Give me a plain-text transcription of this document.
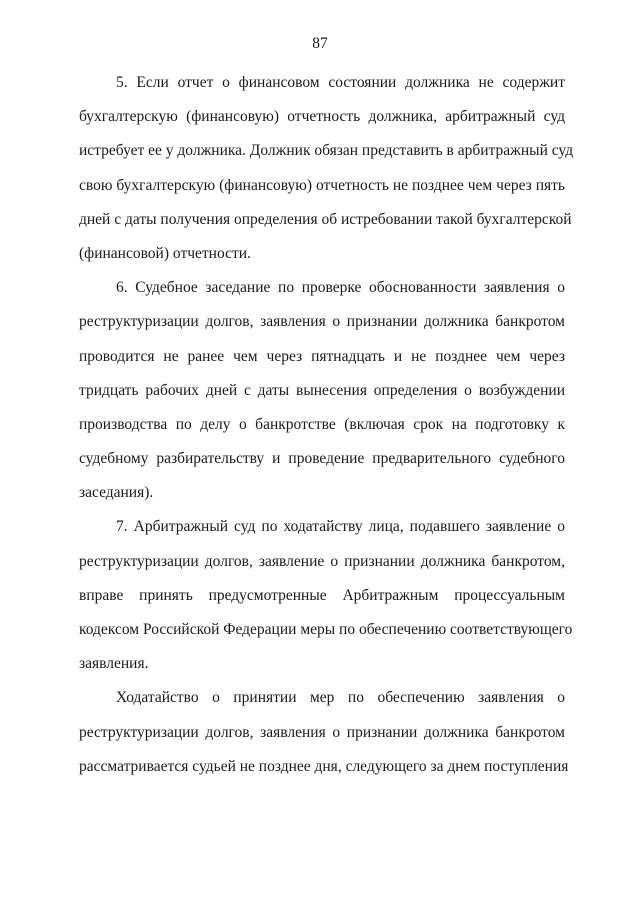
87

5. Если отчет о финансовом состоянии должника не содержит
бухгалтерскую (финансовую) отчетность должника, арбитражный суд
истребует ее у должника. Должник обязан представить в арбитражный суд
свою бухгалтерскую (финансовую) отчетность не позднее чем через пять
дней с даты получения определения об истребовании такой бухгалтерской
(финансовой) отчетности.

6. Судебное заседание по проверке обоснованности заявления о
реструктуризации долгов, заявления о признании должника банкротом
проводится не ранее чем через пятнадцать и не позднее чем через
тридцать рабочих дней с даты вынесения определения о возбуждении
производства по делу о банкротстве (включая срок на подготовку к
судебному разбирательству и проведение предварительного судебного
заседания).

7. Арбитражный суд по ходатайству лица, подавшего заявление о
реструктуризации долгов, заявление о признании должника банкротом,
вправе принять предусмотренные Арбитражным процессуальным
кодексом Российской Федерации меры по обеспечению соответствующего
заявления.

Ходатайство о принятии мер по обеспечению заявления о
реструктуризации долгов, заявления о признании должника банкротом
рассматривается судьей не позднее дня, следующего за днем поступления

▶ Problem details
Pictures stay out; repeat all the rest of the records exactly.

▶ Answer to this task
Give me a plain-text transcription of this document.
87

5. Если отчет о финансовом состоянии должника не содержит
бухгалтерскую (финансовую) отчетность должника, арбитражный суд
истребует ее у должника. Должник обязан представить в арбитражный суд
свою бухгалтерскую (финансовую) отчетность не позднее чем через пять
дней с даты получения определения об истребовании такой бухгалтерской
(финансовой) отчетности.

6. Судебное заседание по проверке обоснованности заявления о
реструктуризации долгов, заявления о признании должника банкротом
проводится не ранее чем через пятнадцать и не позднее чем через
тридцать рабочих дней с даты вынесения определения о возбуждении
производства по делу о банкротстве (включая срок на подготовку к
судебному разбирательству и проведение предварительного судебного
заседания).

7. Арбитражный суд по ходатайству лица, подавшего заявление о
реструктуризации долгов, заявление о признании должника банкротом,
вправе принять предусмотренные Арбитражным процессуальным
кодексом Российской Федерации меры по обеспечению соответствующего
заявления.

Ходатайство о принятии мер по обеспечению заявления о
реструктуризации долгов, заявления о признании должника банкротом
рассматривается судьей не позднее дня, следующего за днем поступления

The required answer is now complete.